## ENTRIES PROVIDED:

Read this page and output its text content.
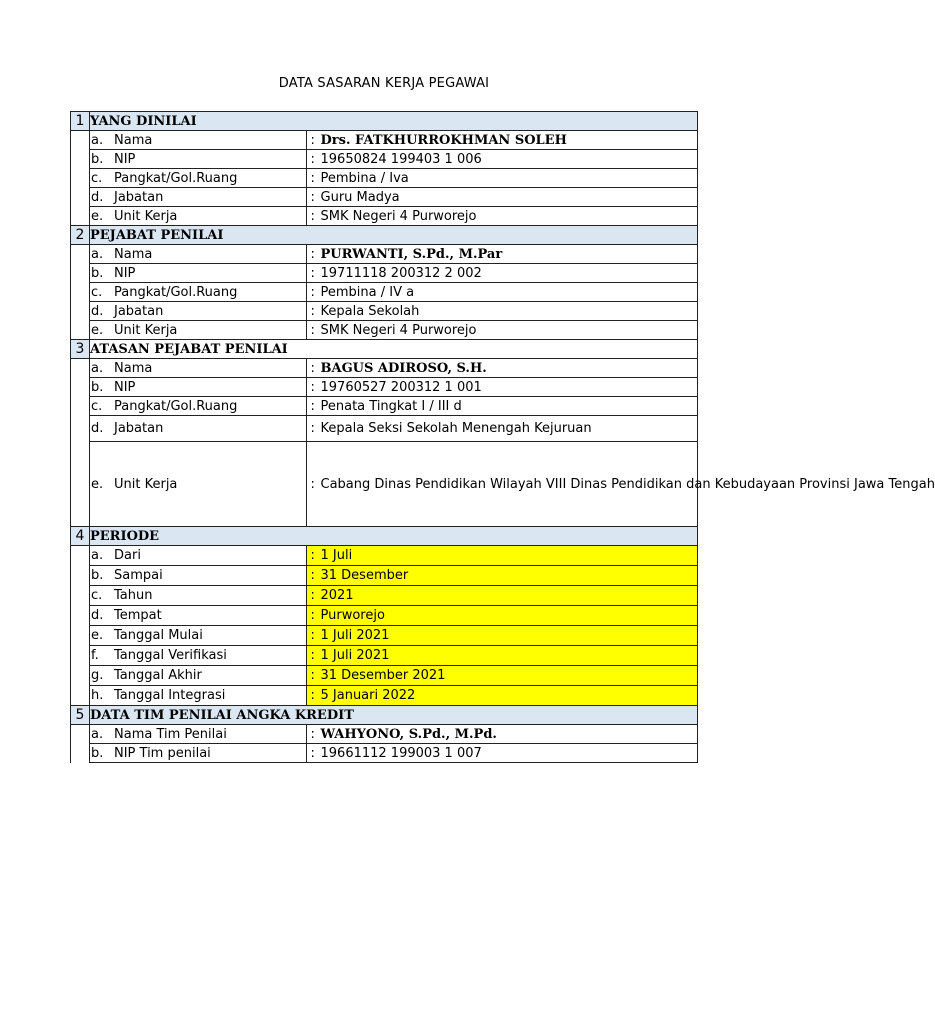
DATA SASARAN KERJA PEGAWAI
1	YANG DINILAI		
	a. Nama	:	Drs. FATKHURROKHMAN SOLEH
	b. NIP	:	19650824 199403 1 006
	c. Pangkat/Gol.Ruang	:	Pembina / Iva
	d. Jabatan	:	Guru Madya
	e. Unit Kerja	:	SMK Negeri 4 Purworejo
2	PEJABAT PENILAI		
	a. Nama	:	PURWANTI, S.Pd., M.Par
	b. NIP	:	19711118 200312 2 002
	c. Pangkat/Gol.Ruang	:	Pembina / IV a
	d. Jabatan	:	Kepala Sekolah
	e. Unit Kerja	:	SMK Negeri 4 Purworejo
3	ATASAN PEJABAT PENILAI		
	a. Nama	:	BAGUS ADIROSO, S.H.
	b. NIP	:	19760527 200312 1 001
	c. Pangkat/Gol.Ruang	:	Penata Tingkat I / III d
	d. Jabatan	:	Kepala Seksi Sekolah Menengah Kejuruan
	e. Unit Kerja	:	Cabang Dinas Pendidikan Wilayah VIII Dinas Pendidikan dan Kebudayaan Provinsi Jawa Tengah
4	PERIODE		
	a. Dari	:	1 Juli
	b. Sampai	:	31 Desember
	c. Tahun	:	2021
	d. Tempat	:	Purworejo
	e. Tanggal Mulai	:	1 Juli 2021
	f. Tanggal Verifikasi	:	1 Juli 2021
	g. Tanggal Akhir	:	31 Desember 2021
	h. Tanggal Integrasi	:	5 Januari 2022
5	DATA TIM PENILAI ANGKA KREDIT		
	a. Nama Tim Penilai	:	WAHYONO, S.Pd., M.Pd.
	b. NIP Tim penilai	:	19661112 199003 1 007
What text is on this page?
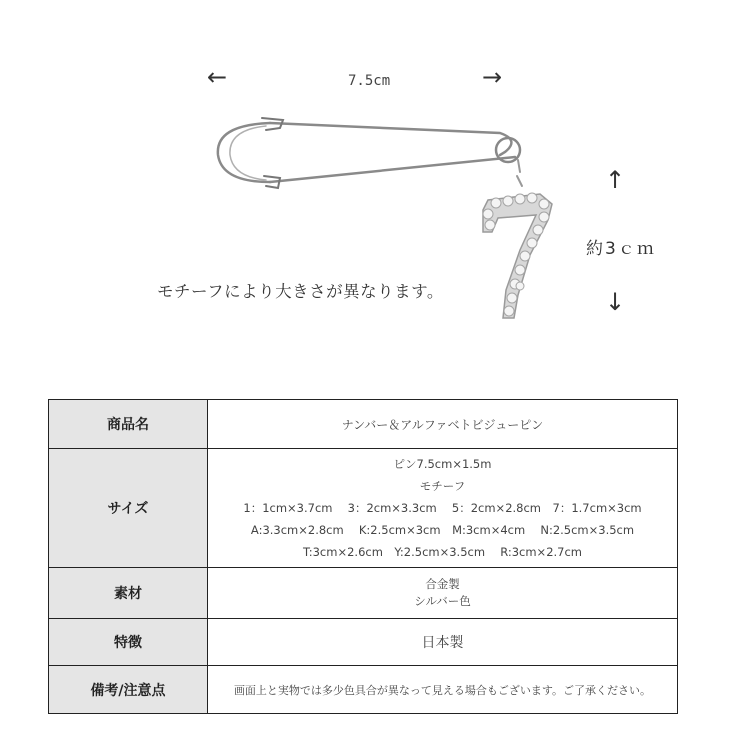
←	7.5cm	→
↑
約3ｃｍ
↓
モチーフにより大きさが異なります。
商品名	ナンバー＆アルファベトビジューピン
サイズ	ピン7.5cm×1.5m
モチーフ
1：1cm×3.7cm　 3：2cm×3.3cm　 5：2cm×2.8cm　7：1.7cm×3cm
A:3.3cm×2.8cm　 K:2.5cm×3cm　M:3cm×4cm　 N:2.5cm×3.5cm
T:3cm×2.6cm　Y:2.5cm×3.5cm　 R:3cm×2.7cm

素材	合金製
シルバー色

特徴	日本製
備考/注意点	画面上と実物では多少色具合が異なって見える場合もございます。ご了承ください。
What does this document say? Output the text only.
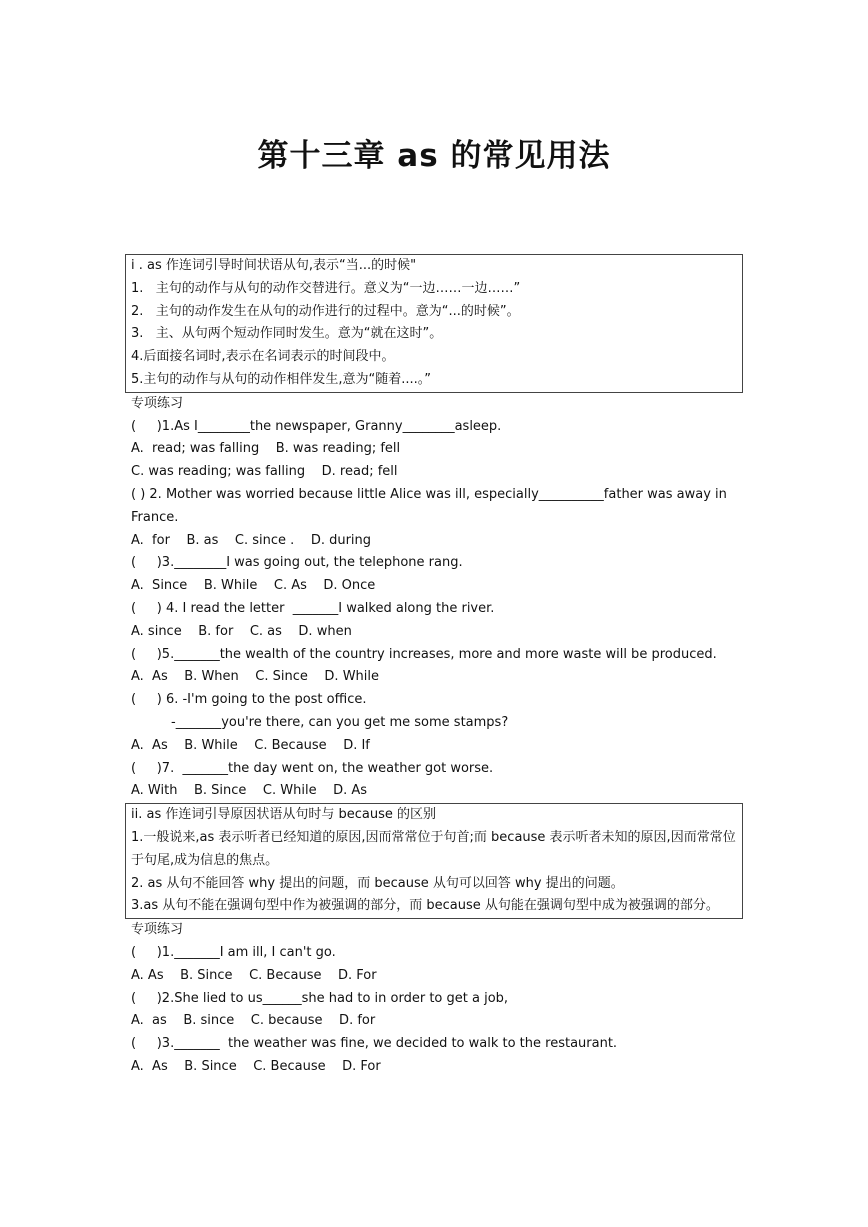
第十三章 as 的常见用法
i . as 作连词引导时间状语从句,表示“当...的时候"
1.   主句的动作与从句的动作交替进行。意义为“一边……一边……”
2.   主句的动作发生在从句的动作进行的过程中。意为“...的时候”。
3.   主、从句两个短动作同时发生。意为“就在这时”。
4.后面接名词时,表示在名词表示的时间段中。
5.主句的动作与从句的动作相伴发生,意为“随着....。”
专项练习
(     )1.As I________the newspaper, Granny________asleep.
A.  read; was falling    B. was reading; fell
C. was reading; was falling    D. read; fell
( ) 2. Mother was worried because little Alice was ill, especially__________father was away in France.
A.  for    B. as    C. since .    D. during
(     )3.________I was going out, the telephone rang.
A.  Since    B. While    C. As    D. Once
(     ) 4. I read the letter  _______I walked along the river.
A. since    B. for    C. as    D. when
(     )5._______the wealth of the country increases, more and more waste will be produced.
A.  As    B. When    C. Since    D. While
(     ) 6. -I'm going to the post office.
-_______you're there, can you get me some stamps?
A.  As    B. While    C. Because    D. If
(     )7.  _______the day went on, the weather got worse.
A. With    B. Since    C. While    D. As
ii. as 作连词引导原因状语从句时与 because 的区别
1.一般说来,as 表示听者已经知道的原因,因而常常位于句首;而 because 表示听者未知的原因,因而常常位于句尾,成为信息的焦点。
2. as 从句不能回答 why 提出的问题，而 because 从句可以回答 why 提出的问题。
3.as 从句不能在强调句型中作为被强调的部分，而 because 从句能在强调句型中成为被强调的部分。
专项练习
(     )1._______I am ill, I can't go.
A. As    B. Since    C. Because    D. For
(     )2.She lied to us______she had to in order to get a job,
A.  as    B. since    C. because    D. for
(     )3._______  the weather was fine, we decided to walk to the restaurant.
A.  As    B. Since    C. Because    D. For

## DIRECTIVE:
Quote the entries in full. Any image among them is to be omitted from the copy.

## PROBLEM SOLUTION:
Read this page and output its text content.
DATA SASARAN KERJA PEGAWAI
1	YANG DINILAI		
	a. Nama	:	Drs. FATKHURROKHMAN SOLEH
	b. NIP	:	19650824 199403 1 006
	c. Pangkat/Gol.Ruang	:	Pembina / Iva
	d. Jabatan	:	Guru Madya
	e. Unit Kerja	:	SMK Negeri 4 Purworejo
2	PEJABAT PENILAI		
	a. Nama	:	PURWANTI, S.Pd., M.Par
	b. NIP	:	19711118 200312 2 002
	c. Pangkat/Gol.Ruang	:	Pembina / IV a
	d. Jabatan	:	Kepala Sekolah
	e. Unit Kerja	:	SMK Negeri 4 Purworejo
3	ATASAN PEJABAT PENILAI		
	a. Nama	:	BAGUS ADIROSO, S.H.
	b. NIP	:	19760527 200312 1 001
	c. Pangkat/Gol.Ruang	:	Penata Tingkat I / III d
	d. Jabatan	:	Kepala Seksi Sekolah Menengah Kejuruan
	e. Unit Kerja	:	Cabang Dinas Pendidikan Wilayah VIII Dinas Pendidikan dan Kebudayaan Provinsi Jawa Tengah
4	PERIODE		
	a. Dari	:	1 Juli
	b. Sampai	:	31 Desember
	c. Tahun	:	2021
	d. Tempat	:	Purworejo
	e. Tanggal Mulai	:	1 Juli 2021
	f. Tanggal Verifikasi	:	1 Juli 2021
	g. Tanggal Akhir	:	31 Desember 2021
	h. Tanggal Integrasi	:	5 Januari 2022
5	DATA TIM PENILAI ANGKA KREDIT		
	a. Nama Tim Penilai	:	WAHYONO, S.Pd., M.Pd.
	b. NIP Tim penilai	:	19661112 199003 1 007
What text is on this page?
←	7.5cm	→
↑
約3ｃｍ
↓
モチーフにより大きさが異なります。
商品名	ナンバー＆アルファベトビジューピン
サイズ	ピン7.5cm×1.5m
モチーフ
1：1cm×3.7cm　 3：2cm×3.3cm　 5：2cm×2.8cm　7：1.7cm×3cm
A:3.3cm×2.8cm　 K:2.5cm×3cm　M:3cm×4cm　 N:2.5cm×3.5cm
T:3cm×2.6cm　Y:2.5cm×3.5cm　 R:3cm×2.7cm

素材	合金製
シルバー色

特徴	日本製
備考/注意点	画面上と実物では多少色具合が異なって見える場合もございます。ご了承ください。
What does this document say? Output the text only.
第十三章 as 的常见用法
i . as 作连词引导时间状语从句,表示“当...的时候"
1.   主句的动作与从句的动作交替进行。意义为“一边……一边……”
2.   主句的动作发生在从句的动作进行的过程中。意为“...的时候”。
3.   主、从句两个短动作同时发生。意为“就在这时”。
4.后面接名词时,表示在名词表示的时间段中。
5.主句的动作与从句的动作相伴发生,意为“随着....。”
专项练习
(     )1.As I________the newspaper, Granny________asleep.
A.  read; was falling    B. was reading; fell
C. was reading; was falling    D. read; fell
( ) 2. Mother was worried because little Alice was ill, especially__________father was away in France.
A.  for    B. as    C. since .    D. during
(     )3.________I was going out, the telephone rang.
A.  Since    B. While    C. As    D. Once
(     ) 4. I read the letter  _______I walked along the river.
A. since    B. for    C. as    D. when
(     )5._______the wealth of the country increases, more and more waste will be produced.
A.  As    B. When    C. Since    D. While
(     ) 6. -I'm going to the post office.
-_______you're there, can you get me some stamps?
A.  As    B. While    C. Because    D. If
(     )7.  _______the day went on, the weather got worse.
A. With    B. Since    C. While    D. As
ii. as 作连词引导原因状语从句时与 because 的区别
1.一般说来,as 表示听者已经知道的原因,因而常常位于句首;而 because 表示听者未知的原因,因而常常位于句尾,成为信息的焦点。
2. as 从句不能回答 why 提出的问题，而 because 从句可以回答 why 提出的问题。
3.as 从句不能在强调句型中作为被强调的部分，而 because 从句能在强调句型中成为被强调的部分。
专项练习
(     )1._______I am ill, I can't go.
A. As    B. Since    C. Because    D. For
(     )2.She lied to us______she had to in order to get a job,
A.  as    B. since    C. because    D. for
(     )3._______  the weather was fine, we decided to walk to the restaurant.
A.  As    B. Since    C. Because    D. For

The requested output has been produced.